Reproduce all the lines below exactly and omit the images.

__Stored records__.

****

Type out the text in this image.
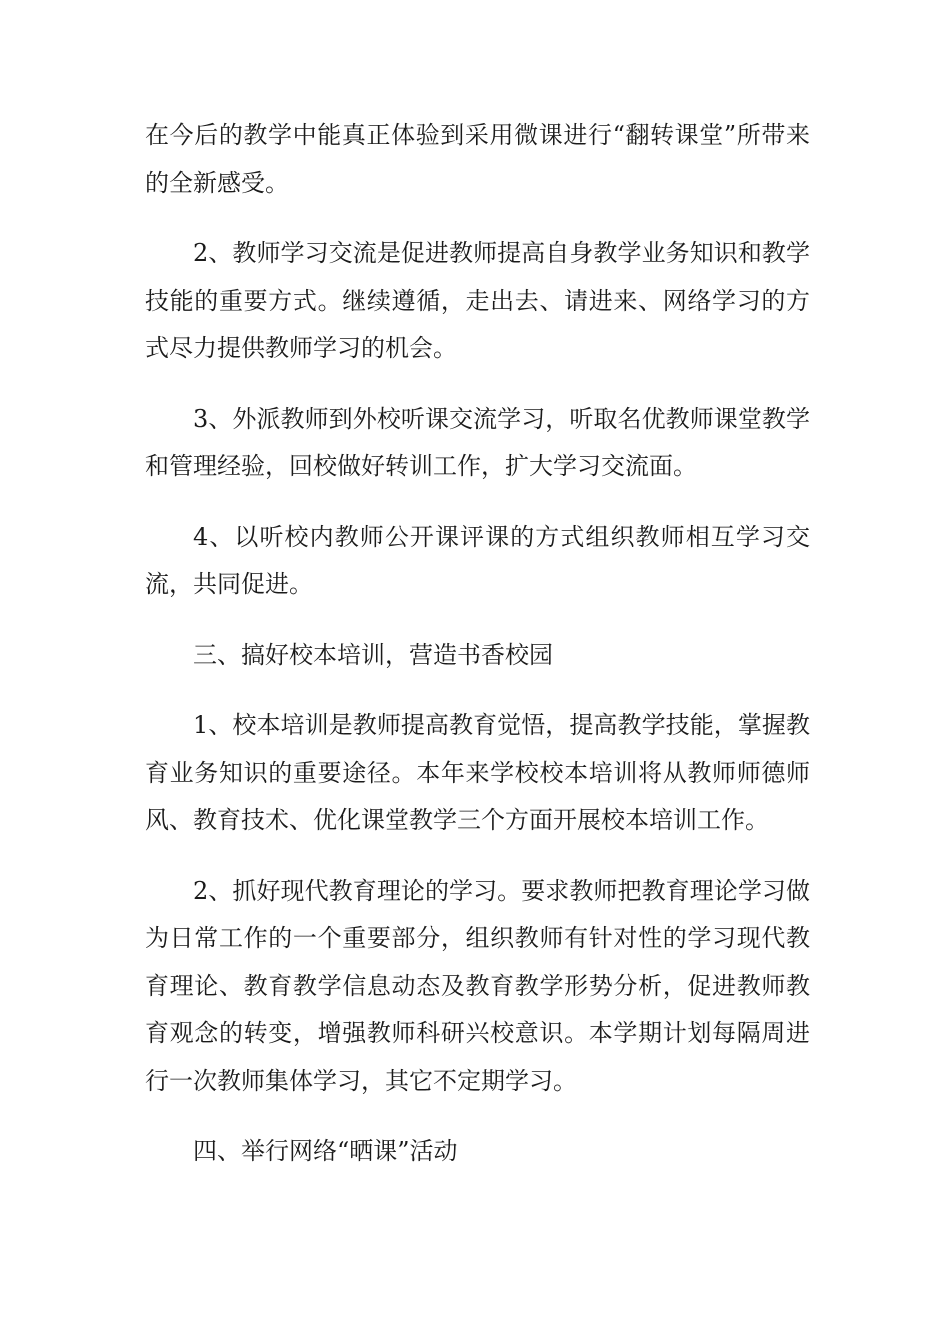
在今后的教学中能真正体验到采用微课进行“翻转课堂”所带来的全新感受。

2、教师学习交流是促进教师提高自身教学业务知识和教学技能的重要方式。继续遵循，走出去、请进来、网络学习的方式尽力提供教师学习的机会。

3、外派教师到外校听课交流学习，听取名优教师课堂教学和管理经验，回校做好转训工作，扩大学习交流面。

4、以听校内教师公开课评课的方式组织教师相互学习交流，共同促进。

三、搞好校本培训，营造书香校园

1、校本培训是教师提高教育觉悟，提高教学技能，掌握教育业务知识的重要途径。本年来学校校本培训将从教师师德师风、教育技术、优化课堂教学三个方面开展校本培训工作。

2、抓好现代教育理论的学习。要求教师把教育理论学习做为日常工作的一个重要部分，组织教师有针对性的学习现代教育理论、教育教学信息动态及教育教学形势分析，促进教师教育观念的转变，增强教师科研兴校意识。本学期计划每隔周进行一次教师集体学习，其它不定期学习。

四、举行网络“晒课”活动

****

__Solution to the exercise__.
Type out the text in this image.
在今后的教学中能真正体验到采用微课进行“翻转课堂”所带来的全新感受。

2、教师学习交流是促进教师提高自身教学业务知识和教学技能的重要方式。继续遵循，走出去、请进来、网络学习的方式尽力提供教师学习的机会。

3、外派教师到外校听课交流学习，听取名优教师课堂教学和管理经验，回校做好转训工作，扩大学习交流面。

4、以听校内教师公开课评课的方式组织教师相互学习交流，共同促进。

三、搞好校本培训，营造书香校园

1、校本培训是教师提高教育觉悟，提高教学技能，掌握教育业务知识的重要途径。本年来学校校本培训将从教师师德师风、教育技术、优化课堂教学三个方面开展校本培训工作。

2、抓好现代教育理论的学习。要求教师把教育理论学习做为日常工作的一个重要部分，组织教师有针对性的学习现代教育理论、教育教学信息动态及教育教学形势分析，促进教师教育观念的转变，增强教师科研兴校意识。本学期计划每隔周进行一次教师集体学习，其它不定期学习。

四、举行网络“晒课”活动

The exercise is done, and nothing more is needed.